Write each record again exactly as it stands.
--- start Given records ---
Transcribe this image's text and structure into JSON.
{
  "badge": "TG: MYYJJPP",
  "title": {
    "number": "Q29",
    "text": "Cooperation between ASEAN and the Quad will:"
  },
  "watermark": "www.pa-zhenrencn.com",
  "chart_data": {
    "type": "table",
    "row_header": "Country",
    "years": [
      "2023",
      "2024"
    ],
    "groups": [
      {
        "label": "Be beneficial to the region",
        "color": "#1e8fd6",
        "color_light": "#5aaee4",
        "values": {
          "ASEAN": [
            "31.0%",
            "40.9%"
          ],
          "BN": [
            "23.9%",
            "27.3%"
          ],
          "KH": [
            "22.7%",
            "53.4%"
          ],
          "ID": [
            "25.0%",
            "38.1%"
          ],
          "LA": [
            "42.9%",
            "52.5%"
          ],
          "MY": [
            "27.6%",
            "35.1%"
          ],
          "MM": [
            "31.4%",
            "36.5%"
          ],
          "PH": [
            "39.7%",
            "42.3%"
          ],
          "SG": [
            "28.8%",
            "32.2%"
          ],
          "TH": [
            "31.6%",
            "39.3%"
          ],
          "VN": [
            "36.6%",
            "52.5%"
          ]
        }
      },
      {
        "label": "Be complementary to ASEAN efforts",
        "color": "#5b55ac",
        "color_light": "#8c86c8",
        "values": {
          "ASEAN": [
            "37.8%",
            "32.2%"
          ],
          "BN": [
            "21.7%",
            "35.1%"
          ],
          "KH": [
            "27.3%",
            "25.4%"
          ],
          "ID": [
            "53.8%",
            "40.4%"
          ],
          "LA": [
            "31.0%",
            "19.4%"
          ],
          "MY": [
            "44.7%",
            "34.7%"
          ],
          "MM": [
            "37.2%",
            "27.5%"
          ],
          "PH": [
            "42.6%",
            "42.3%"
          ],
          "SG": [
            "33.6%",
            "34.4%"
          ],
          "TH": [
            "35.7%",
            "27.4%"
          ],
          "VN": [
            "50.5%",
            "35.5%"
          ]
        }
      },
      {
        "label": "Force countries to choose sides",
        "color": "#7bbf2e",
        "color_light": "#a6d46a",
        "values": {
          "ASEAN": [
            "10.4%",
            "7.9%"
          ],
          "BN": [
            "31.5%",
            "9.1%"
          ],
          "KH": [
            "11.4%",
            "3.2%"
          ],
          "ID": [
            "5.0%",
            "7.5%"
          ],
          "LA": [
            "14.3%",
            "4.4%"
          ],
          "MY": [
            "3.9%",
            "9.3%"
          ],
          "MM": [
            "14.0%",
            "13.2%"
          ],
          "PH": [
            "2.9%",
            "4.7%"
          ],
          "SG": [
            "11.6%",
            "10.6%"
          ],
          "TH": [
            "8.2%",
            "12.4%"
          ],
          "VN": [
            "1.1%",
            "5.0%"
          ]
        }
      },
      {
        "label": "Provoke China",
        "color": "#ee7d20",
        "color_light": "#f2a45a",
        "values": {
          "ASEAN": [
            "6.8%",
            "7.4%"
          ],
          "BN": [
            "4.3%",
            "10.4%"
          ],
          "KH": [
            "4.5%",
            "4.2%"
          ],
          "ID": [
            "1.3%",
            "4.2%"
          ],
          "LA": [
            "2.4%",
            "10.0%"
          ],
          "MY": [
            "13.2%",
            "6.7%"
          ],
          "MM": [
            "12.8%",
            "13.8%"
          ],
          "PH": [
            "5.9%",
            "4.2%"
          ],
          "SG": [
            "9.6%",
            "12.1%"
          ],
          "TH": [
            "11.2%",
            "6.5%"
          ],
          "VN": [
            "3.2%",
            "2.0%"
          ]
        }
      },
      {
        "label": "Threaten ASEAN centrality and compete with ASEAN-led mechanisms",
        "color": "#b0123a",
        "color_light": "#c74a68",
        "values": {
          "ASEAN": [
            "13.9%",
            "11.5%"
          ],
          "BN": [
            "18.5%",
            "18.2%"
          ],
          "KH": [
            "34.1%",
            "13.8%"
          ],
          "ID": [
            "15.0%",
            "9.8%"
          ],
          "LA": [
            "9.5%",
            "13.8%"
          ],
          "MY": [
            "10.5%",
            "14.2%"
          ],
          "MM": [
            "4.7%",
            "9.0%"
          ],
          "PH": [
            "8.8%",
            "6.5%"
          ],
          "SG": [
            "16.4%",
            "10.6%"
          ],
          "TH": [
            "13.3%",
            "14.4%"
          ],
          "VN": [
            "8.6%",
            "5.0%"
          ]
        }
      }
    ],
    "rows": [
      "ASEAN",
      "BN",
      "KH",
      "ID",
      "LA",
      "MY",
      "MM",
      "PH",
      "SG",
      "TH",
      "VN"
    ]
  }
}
--- end Given records ---
Finished answer —
Transcribe this image's text and structure into JSON.
{
  "badge": "TG: MYYJJPP",
  "title": {
    "number": "Q29",
    "text": "Cooperation between ASEAN and the Quad will:"
  },
  "watermark": "www.pa-zhenrencn.com",
  "chart_data": {
    "type": "table",
    "row_header": "Country",
    "years": [
      "2023",
      "2024"
    ],
    "groups": [
      {
        "label": "Be beneficial to the region",
        "color": "#1e8fd6",
        "color_light": "#5aaee4",
        "values": {
          "ASEAN": [
            "31.0%",
            "40.9%"
          ],
          "BN": [
            "23.9%",
            "27.3%"
          ],
          "KH": [
            "22.7%",
            "53.4%"
          ],
          "ID": [
            "25.0%",
            "38.1%"
          ],
          "LA": [
            "42.9%",
            "52.5%"
          ],
          "MY": [
            "27.6%",
            "35.1%"
          ],
          "MM": [
            "31.4%",
            "36.5%"
          ],
          "PH": [
            "39.7%",
            "42.3%"
          ],
          "SG": [
            "28.8%",
            "32.2%"
          ],
          "TH": [
            "31.6%",
            "39.3%"
          ],
          "VN": [
            "36.6%",
            "52.5%"
          ]
        }
      },
      {
        "label": "Be complementary to ASEAN efforts",
        "color": "#5b55ac",
        "color_light": "#8c86c8",
        "values": {
          "ASEAN": [
            "37.8%",
            "32.2%"
          ],
          "BN": [
            "21.7%",
            "35.1%"
          ],
          "KH": [
            "27.3%",
            "25.4%"
          ],
          "ID": [
            "53.8%",
            "40.4%"
          ],
          "LA": [
            "31.0%",
            "19.4%"
          ],
          "MY": [
            "44.7%",
            "34.7%"
          ],
          "MM": [
            "37.2%",
            "27.5%"
          ],
          "PH": [
            "42.6%",
            "42.3%"
          ],
          "SG": [
            "33.6%",
            "34.4%"
          ],
          "TH": [
            "35.7%",
            "27.4%"
          ],
          "VN": [
            "50.5%",
            "35.5%"
          ]
        }
      },
      {
        "label": "Force countries to choose sides",
        "color": "#7bbf2e",
        "color_light": "#a6d46a",
        "values": {
          "ASEAN": [
            "10.4%",
            "7.9%"
          ],
          "BN": [
            "31.5%",
            "9.1%"
          ],
          "KH": [
            "11.4%",
            "3.2%"
          ],
          "ID": [
            "5.0%",
            "7.5%"
          ],
          "LA": [
            "14.3%",
            "4.4%"
          ],
          "MY": [
            "3.9%",
            "9.3%"
          ],
          "MM": [
            "14.0%",
            "13.2%"
          ],
          "PH": [
            "2.9%",
            "4.7%"
          ],
          "SG": [
            "11.6%",
            "10.6%"
          ],
          "TH": [
            "8.2%",
            "12.4%"
          ],
          "VN": [
            "1.1%",
            "5.0%"
          ]
        }
      },
      {
        "label": "Provoke China",
        "color": "#ee7d20",
        "color_light": "#f2a45a",
        "values": {
          "ASEAN": [
            "6.8%",
            "7.4%"
          ],
          "BN": [
            "4.3%",
            "10.4%"
          ],
          "KH": [
            "4.5%",
            "4.2%"
          ],
          "ID": [
            "1.3%",
            "4.2%"
          ],
          "LA": [
            "2.4%",
            "10.0%"
          ],
          "MY": [
            "13.2%",
            "6.7%"
          ],
          "MM": [
            "12.8%",
            "13.8%"
          ],
          "PH": [
            "5.9%",
            "4.2%"
          ],
          "SG": [
            "9.6%",
            "12.1%"
          ],
          "TH": [
            "11.2%",
            "6.5%"
          ],
          "VN": [
            "3.2%",
            "2.0%"
          ]
        }
      },
      {
        "label": "Threaten ASEAN centrality and compete with ASEAN-led mechanisms",
        "color": "#b0123a",
        "color_light": "#c74a68",
        "values": {
          "ASEAN": [
            "13.9%",
            "11.5%"
          ],
          "BN": [
            "18.5%",
            "18.2%"
          ],
          "KH": [
            "34.1%",
            "13.8%"
          ],
          "ID": [
            "15.0%",
            "9.8%"
          ],
          "LA": [
            "9.5%",
            "13.8%"
          ],
          "MY": [
            "10.5%",
            "14.2%"
          ],
          "MM": [
            "4.7%",
            "9.0%"
          ],
          "PH": [
            "8.8%",
            "6.5%"
          ],
          "SG": [
            "16.4%",
            "10.6%"
          ],
          "TH": [
            "13.3%",
            "14.4%"
          ],
          "VN": [
            "8.6%",
            "5.0%"
          ]
        }
      }
    ],
    "rows": [
      "ASEAN",
      "BN",
      "KH",
      "ID",
      "LA",
      "MY",
      "MM",
      "PH",
      "SG",
      "TH",
      "VN"
    ]
  }
}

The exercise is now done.